- [Instruction]
For each line of the data below that holds "Small", copy the line.

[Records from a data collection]
==========
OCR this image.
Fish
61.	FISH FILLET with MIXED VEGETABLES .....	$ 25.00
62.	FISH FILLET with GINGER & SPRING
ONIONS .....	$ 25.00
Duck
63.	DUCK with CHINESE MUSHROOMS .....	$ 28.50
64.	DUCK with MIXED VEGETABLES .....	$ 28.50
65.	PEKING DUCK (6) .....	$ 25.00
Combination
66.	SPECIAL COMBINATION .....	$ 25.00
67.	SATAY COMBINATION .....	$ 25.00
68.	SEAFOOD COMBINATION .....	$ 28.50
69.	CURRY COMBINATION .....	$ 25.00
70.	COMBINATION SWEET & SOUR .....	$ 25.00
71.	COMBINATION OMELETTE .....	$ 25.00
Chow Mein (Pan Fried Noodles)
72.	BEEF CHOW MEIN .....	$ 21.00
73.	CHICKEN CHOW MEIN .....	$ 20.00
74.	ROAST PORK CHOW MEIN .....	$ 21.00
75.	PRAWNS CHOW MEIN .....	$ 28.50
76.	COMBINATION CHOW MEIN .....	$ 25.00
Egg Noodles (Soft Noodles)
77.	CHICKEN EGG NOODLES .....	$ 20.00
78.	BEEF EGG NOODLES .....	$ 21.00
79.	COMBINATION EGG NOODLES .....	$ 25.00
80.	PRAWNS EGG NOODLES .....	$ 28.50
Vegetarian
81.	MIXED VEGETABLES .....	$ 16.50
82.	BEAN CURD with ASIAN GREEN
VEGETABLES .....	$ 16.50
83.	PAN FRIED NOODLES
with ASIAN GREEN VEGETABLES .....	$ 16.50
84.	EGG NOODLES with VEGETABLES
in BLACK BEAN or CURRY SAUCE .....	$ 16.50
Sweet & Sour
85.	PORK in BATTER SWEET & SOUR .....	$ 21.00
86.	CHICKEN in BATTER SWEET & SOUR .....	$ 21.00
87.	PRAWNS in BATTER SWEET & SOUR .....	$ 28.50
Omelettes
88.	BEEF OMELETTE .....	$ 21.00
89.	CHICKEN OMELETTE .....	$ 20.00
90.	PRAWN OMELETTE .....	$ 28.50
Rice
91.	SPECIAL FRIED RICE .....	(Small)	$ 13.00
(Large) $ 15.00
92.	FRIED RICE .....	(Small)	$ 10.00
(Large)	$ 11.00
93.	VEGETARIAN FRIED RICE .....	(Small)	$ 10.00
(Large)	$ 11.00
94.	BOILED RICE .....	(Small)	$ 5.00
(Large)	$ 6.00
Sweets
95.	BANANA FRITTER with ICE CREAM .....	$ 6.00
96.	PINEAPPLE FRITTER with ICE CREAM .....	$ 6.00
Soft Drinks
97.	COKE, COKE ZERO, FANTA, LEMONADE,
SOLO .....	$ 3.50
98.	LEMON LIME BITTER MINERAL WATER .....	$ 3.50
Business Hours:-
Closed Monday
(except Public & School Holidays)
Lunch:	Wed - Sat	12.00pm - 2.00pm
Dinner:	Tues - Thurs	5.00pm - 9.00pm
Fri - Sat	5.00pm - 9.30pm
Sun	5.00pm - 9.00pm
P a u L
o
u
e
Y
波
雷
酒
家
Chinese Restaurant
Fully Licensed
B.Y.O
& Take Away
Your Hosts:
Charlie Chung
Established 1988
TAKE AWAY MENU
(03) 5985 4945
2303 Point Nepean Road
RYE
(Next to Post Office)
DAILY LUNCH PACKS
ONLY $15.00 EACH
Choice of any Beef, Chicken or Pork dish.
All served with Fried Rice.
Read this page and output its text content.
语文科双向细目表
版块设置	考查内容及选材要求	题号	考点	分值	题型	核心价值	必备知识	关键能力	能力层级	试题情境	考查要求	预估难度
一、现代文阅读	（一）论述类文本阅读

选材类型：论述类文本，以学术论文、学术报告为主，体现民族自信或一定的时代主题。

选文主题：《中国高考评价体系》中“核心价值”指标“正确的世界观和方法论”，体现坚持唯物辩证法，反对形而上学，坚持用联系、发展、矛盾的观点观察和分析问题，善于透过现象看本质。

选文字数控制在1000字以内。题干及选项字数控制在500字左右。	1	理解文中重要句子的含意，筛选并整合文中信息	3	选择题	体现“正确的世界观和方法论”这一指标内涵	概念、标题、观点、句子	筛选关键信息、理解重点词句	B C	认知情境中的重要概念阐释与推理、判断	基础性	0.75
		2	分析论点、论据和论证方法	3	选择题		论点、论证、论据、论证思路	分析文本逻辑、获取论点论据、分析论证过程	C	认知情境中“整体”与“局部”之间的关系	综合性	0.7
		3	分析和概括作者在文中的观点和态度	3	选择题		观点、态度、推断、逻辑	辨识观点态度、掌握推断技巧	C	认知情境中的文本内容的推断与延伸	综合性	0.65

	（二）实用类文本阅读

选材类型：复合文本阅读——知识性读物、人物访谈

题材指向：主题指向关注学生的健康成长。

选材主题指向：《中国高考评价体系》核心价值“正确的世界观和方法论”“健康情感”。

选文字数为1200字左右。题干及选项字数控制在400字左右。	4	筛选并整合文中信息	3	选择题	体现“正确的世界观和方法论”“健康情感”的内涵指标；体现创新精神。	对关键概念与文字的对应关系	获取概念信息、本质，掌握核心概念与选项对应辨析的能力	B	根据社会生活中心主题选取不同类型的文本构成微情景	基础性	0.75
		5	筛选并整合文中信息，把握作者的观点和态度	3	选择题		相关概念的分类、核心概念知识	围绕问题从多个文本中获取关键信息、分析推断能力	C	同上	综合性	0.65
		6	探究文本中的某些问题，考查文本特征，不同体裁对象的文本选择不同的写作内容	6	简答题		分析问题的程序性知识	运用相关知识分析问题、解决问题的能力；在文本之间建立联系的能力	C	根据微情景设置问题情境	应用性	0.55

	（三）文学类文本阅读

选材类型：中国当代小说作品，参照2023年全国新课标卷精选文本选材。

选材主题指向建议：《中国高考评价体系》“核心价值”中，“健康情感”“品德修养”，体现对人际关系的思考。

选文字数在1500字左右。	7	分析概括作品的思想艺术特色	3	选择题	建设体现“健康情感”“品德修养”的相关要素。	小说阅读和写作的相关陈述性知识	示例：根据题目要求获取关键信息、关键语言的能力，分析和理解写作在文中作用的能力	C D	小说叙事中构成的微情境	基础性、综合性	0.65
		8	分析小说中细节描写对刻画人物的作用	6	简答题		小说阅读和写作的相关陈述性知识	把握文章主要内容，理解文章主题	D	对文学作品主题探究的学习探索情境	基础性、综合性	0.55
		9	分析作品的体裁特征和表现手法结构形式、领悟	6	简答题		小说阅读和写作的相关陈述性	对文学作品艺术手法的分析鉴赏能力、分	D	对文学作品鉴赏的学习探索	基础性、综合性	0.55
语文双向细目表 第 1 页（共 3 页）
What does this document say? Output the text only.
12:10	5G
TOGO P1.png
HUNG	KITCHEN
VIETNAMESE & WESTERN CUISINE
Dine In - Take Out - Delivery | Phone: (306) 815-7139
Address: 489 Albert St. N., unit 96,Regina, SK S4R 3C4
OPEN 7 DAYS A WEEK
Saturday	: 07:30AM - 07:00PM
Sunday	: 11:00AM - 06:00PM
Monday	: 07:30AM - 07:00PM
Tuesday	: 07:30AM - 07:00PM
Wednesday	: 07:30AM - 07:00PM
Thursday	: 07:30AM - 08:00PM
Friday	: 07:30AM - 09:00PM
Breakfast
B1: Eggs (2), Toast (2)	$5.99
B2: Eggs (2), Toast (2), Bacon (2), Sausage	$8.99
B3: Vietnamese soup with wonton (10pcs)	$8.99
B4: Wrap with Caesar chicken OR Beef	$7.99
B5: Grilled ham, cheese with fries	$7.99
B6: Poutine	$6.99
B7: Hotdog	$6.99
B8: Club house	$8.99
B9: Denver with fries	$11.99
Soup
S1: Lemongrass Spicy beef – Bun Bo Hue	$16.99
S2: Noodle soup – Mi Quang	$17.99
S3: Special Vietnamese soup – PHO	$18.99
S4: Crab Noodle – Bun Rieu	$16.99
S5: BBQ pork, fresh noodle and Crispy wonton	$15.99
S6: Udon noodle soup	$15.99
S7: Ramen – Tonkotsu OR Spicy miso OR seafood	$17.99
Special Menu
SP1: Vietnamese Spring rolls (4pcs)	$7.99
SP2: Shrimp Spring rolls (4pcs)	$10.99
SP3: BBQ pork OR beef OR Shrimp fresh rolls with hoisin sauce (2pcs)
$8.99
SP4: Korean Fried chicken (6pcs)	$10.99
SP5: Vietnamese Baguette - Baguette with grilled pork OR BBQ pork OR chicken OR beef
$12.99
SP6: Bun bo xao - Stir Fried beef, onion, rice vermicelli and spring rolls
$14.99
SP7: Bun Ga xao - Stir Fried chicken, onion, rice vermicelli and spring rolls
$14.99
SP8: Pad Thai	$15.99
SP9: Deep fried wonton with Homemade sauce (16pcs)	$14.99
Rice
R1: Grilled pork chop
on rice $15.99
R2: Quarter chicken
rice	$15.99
==========
- [Answer for this exercise]
91.	SPECIAL FRIED RICE .....	(Small)	$ 13.00
92.	FRIED RICE .....	(Small)	$ 10.00
93.	VEGETARIAN FRIED RICE .....	(Small)	$ 10.00
94.	BOILED RICE .....	(Small)	$ 5.00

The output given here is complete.